**Set problem**
Set down all of the data exactly as it appears.

^^^^

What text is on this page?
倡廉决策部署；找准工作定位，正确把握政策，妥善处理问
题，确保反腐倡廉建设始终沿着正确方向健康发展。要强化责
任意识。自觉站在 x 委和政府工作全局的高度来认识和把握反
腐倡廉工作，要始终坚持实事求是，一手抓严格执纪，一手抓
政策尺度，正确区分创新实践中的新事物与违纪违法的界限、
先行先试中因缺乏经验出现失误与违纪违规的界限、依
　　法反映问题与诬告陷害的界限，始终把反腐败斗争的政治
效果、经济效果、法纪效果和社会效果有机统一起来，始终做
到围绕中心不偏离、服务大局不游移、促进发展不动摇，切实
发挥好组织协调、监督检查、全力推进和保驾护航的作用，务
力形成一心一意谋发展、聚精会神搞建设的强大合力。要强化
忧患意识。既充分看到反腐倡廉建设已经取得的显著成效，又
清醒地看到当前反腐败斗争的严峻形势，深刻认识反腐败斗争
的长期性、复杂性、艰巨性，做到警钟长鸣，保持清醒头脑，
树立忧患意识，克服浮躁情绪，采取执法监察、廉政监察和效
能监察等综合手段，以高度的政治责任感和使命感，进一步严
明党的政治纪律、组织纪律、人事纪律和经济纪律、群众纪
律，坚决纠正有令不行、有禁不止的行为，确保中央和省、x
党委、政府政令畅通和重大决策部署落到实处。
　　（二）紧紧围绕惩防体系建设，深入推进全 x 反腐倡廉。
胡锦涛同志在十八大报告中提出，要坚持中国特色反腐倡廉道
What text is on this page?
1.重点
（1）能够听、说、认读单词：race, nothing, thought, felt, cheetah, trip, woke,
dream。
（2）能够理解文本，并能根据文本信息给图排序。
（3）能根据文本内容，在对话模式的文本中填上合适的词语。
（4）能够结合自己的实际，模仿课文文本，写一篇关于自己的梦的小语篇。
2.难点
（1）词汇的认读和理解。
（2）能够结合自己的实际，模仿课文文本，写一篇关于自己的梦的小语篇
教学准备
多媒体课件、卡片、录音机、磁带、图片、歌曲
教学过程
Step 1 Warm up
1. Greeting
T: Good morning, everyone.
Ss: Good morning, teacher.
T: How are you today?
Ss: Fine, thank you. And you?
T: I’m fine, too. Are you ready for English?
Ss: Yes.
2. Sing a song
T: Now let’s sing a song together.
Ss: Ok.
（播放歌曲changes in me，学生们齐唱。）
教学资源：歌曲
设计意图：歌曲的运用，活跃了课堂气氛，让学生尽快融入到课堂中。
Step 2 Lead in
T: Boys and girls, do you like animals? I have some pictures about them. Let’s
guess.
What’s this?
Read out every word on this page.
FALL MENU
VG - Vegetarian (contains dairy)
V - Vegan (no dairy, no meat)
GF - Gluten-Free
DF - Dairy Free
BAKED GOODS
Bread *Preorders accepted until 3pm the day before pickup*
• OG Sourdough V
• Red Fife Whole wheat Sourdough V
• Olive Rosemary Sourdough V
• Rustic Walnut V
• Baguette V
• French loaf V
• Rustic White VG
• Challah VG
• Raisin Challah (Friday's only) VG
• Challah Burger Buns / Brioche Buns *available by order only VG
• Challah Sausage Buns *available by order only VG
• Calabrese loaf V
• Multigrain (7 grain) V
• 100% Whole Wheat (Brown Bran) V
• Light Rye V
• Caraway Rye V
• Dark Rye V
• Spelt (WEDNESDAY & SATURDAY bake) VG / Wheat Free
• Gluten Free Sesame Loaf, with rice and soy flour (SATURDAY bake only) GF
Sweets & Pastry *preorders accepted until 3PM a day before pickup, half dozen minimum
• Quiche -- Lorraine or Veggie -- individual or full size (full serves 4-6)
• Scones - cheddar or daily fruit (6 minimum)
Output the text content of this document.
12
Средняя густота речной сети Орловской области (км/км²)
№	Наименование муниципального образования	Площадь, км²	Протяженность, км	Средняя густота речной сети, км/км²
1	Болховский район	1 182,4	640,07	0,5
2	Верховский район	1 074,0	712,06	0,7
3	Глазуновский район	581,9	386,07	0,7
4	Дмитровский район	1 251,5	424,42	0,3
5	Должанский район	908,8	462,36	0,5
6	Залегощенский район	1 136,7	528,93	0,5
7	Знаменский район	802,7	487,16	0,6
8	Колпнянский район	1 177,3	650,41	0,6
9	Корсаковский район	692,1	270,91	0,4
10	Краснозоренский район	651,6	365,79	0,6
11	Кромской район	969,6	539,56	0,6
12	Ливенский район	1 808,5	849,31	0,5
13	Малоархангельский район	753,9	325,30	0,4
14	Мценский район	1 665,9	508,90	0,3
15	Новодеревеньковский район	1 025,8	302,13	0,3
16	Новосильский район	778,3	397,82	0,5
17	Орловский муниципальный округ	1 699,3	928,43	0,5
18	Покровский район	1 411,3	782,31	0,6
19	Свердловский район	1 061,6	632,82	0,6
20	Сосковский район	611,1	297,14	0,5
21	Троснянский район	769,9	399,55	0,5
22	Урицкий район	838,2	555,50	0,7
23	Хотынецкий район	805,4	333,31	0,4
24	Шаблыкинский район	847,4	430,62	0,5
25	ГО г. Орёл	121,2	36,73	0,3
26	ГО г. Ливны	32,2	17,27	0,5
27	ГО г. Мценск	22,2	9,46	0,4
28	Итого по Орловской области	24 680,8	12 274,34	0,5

^^^^

**Expected answer**
What text is on this page?
倡廉决策部署；找准工作定位，正确把握政策，妥善处理问
题，确保反腐倡廉建设始终沿着正确方向健康发展。要强化责
任意识。自觉站在 x 委和政府工作全局的高度来认识和把握反
腐倡廉工作，要始终坚持实事求是，一手抓严格执纪，一手抓
政策尺度，正确区分创新实践中的新事物与违纪违法的界限、
先行先试中因缺乏经验出现失误与违纪违规的界限、依
　　法反映问题与诬告陷害的界限，始终把反腐败斗争的政治
效果、经济效果、法纪效果和社会效果有机统一起来，始终做
到围绕中心不偏离、服务大局不游移、促进发展不动摇，切实
发挥好组织协调、监督检查、全力推进和保驾护航的作用，务
力形成一心一意谋发展、聚精会神搞建设的强大合力。要强化
忧患意识。既充分看到反腐倡廉建设已经取得的显著成效，又
清醒地看到当前反腐败斗争的严峻形势，深刻认识反腐败斗争
的长期性、复杂性、艰巨性，做到警钟长鸣，保持清醒头脑，
树立忧患意识，克服浮躁情绪，采取执法监察、廉政监察和效
能监察等综合手段，以高度的政治责任感和使命感，进一步严
明党的政治纪律、组织纪律、人事纪律和经济纪律、群众纪
律，坚决纠正有令不行、有禁不止的行为，确保中央和省、x
党委、政府政令畅通和重大决策部署落到实处。
　　（二）紧紧围绕惩防体系建设，深入推进全 x 反腐倡廉。
胡锦涛同志在十八大报告中提出，要坚持中国特色反腐倡廉道
What text is on this page?
1.重点
（1）能够听、说、认读单词：race, nothing, thought, felt, cheetah, trip, woke,
dream。
（2）能够理解文本，并能根据文本信息给图排序。
（3）能根据文本内容，在对话模式的文本中填上合适的词语。
（4）能够结合自己的实际，模仿课文文本，写一篇关于自己的梦的小语篇。
2.难点
（1）词汇的认读和理解。
（2）能够结合自己的实际，模仿课文文本，写一篇关于自己的梦的小语篇
教学准备
多媒体课件、卡片、录音机、磁带、图片、歌曲
教学过程
Step 1 Warm up
1. Greeting
T: Good morning, everyone.
Ss: Good morning, teacher.
T: How are you today?
Ss: Fine, thank you. And you?
T: I’m fine, too. Are you ready for English?
Ss: Yes.
2. Sing a song
T: Now let’s sing a song together.
Ss: Ok.
（播放歌曲changes in me，学生们齐唱。）
教学资源：歌曲
设计意图：歌曲的运用，活跃了课堂气氛，让学生尽快融入到课堂中。
Step 2 Lead in
T: Boys and girls, do you like animals? I have some pictures about them. Let’s
guess.
What’s this?
Read out every word on this page.
FALL MENU
VG - Vegetarian (contains dairy)
V - Vegan (no dairy, no meat)
GF - Gluten-Free
DF - Dairy Free
BAKED GOODS
Bread *Preorders accepted until 3pm the day before pickup*
• OG Sourdough V
• Red Fife Whole wheat Sourdough V
• Olive Rosemary Sourdough V
• Rustic Walnut V
• Baguette V
• French loaf V
• Rustic White VG
• Challah VG
• Raisin Challah (Friday's only) VG
• Challah Burger Buns / Brioche Buns *available by order only VG
• Challah Sausage Buns *available by order only VG
• Calabrese loaf V
• Multigrain (7 grain) V
• 100% Whole Wheat (Brown Bran) V
• Light Rye V
• Caraway Rye V
• Dark Rye V
• Spelt (WEDNESDAY & SATURDAY bake) VG / Wheat Free
• Gluten Free Sesame Loaf, with rice and soy flour (SATURDAY bake only) GF
Sweets & Pastry *preorders accepted until 3PM a day before pickup, half dozen minimum
• Quiche -- Lorraine or Veggie -- individual or full size (full serves 4-6)
• Scones - cheddar or daily fruit (6 minimum)
Output the text content of this document.
12
Средняя густота речной сети Орловской области (км/км²)
№	Наименование муниципального образования	Площадь, км²	Протяженность, км	Средняя густота речной сети, км/км²
1	Болховский район	1 182,4	640,07	0,5
2	Верховский район	1 074,0	712,06	0,7
3	Глазуновский район	581,9	386,07	0,7
4	Дмитровский район	1 251,5	424,42	0,3
5	Должанский район	908,8	462,36	0,5
6	Залегощенский район	1 136,7	528,93	0,5
7	Знаменский район	802,7	487,16	0,6
8	Колпнянский район	1 177,3	650,41	0,6
9	Корсаковский район	692,1	270,91	0,4
10	Краснозоренский район	651,6	365,79	0,6
11	Кромской район	969,6	539,56	0,6
12	Ливенский район	1 808,5	849,31	0,5
13	Малоархангельский район	753,9	325,30	0,4
14	Мценский район	1 665,9	508,90	0,3
15	Новодеревеньковский район	1 025,8	302,13	0,3
16	Новосильский район	778,3	397,82	0,5
17	Орловский муниципальный округ	1 699,3	928,43	0,5
18	Покровский район	1 411,3	782,31	0,6
19	Свердловский район	1 061,6	632,82	0,6
20	Сосковский район	611,1	297,14	0,5
21	Троснянский район	769,9	399,55	0,5
22	Урицкий район	838,2	555,50	0,7
23	Хотынецкий район	805,4	333,31	0,4
24	Шаблыкинский район	847,4	430,62	0,5
25	ГО г. Орёл	121,2	36,73	0,3
26	ГО г. Ливны	32,2	17,27	0,5
27	ГО г. Мценск	22,2	9,46	0,4
28	Итого по Орловской области	24 680,8	12 274,34	0,5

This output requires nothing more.